Given entries -
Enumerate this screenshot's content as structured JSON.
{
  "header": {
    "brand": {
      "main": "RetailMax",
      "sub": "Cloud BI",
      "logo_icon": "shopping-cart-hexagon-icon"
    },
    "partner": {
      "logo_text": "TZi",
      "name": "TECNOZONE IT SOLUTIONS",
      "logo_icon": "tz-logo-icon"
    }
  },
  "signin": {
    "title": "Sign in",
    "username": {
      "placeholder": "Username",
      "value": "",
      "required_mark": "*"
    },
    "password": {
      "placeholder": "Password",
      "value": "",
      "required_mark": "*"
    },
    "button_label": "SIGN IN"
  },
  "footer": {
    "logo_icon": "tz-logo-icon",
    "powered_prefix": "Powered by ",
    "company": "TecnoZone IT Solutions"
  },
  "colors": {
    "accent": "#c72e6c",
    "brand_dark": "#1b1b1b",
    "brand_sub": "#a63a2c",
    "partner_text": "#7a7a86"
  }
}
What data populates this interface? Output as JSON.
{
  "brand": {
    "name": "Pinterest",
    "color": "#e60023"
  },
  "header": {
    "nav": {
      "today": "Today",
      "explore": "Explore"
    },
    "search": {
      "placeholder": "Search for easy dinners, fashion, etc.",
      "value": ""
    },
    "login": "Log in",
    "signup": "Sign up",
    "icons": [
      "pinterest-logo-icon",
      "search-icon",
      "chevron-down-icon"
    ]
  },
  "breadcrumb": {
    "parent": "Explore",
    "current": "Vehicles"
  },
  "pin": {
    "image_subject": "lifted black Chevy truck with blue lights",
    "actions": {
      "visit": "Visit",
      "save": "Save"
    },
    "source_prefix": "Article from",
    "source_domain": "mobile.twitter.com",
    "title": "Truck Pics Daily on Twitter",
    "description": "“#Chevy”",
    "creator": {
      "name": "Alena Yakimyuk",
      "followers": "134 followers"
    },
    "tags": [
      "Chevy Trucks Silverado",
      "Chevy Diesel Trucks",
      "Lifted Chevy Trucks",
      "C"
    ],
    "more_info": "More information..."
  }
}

Problem - From the line holding "What data populates" through the last line above, reproduce each line exactly and add nothing.

Full output -
What data populates this interface? Output as JSON.
{
  "brand": {
    "name": "Pinterest",
    "color": "#e60023"
  },
  "header": {
    "nav": {
      "today": "Today",
      "explore": "Explore"
    },
    "search": {
      "placeholder": "Search for easy dinners, fashion, etc.",
      "value": ""
    },
    "login": "Log in",
    "signup": "Sign up",
    "icons": [
      "pinterest-logo-icon",
      "search-icon",
      "chevron-down-icon"
    ]
  },
  "breadcrumb": {
    "parent": "Explore",
    "current": "Vehicles"
  },
  "pin": {
    "image_subject": "lifted black Chevy truck with blue lights",
    "actions": {
      "visit": "Visit",
      "save": "Save"
    },
    "source_prefix": "Article from",
    "source_domain": "mobile.twitter.com",
    "title": "Truck Pics Daily on Twitter",
    "description": "“#Chevy”",
    "creator": {
      "name": "Alena Yakimyuk",
      "followers": "134 followers"
    },
    "tags": [
      "Chevy Trucks Silverado",
      "Chevy Diesel Trucks",
      "Lifted Chevy Trucks",
      "C"
    ],
    "more_info": "More information..."
  }
}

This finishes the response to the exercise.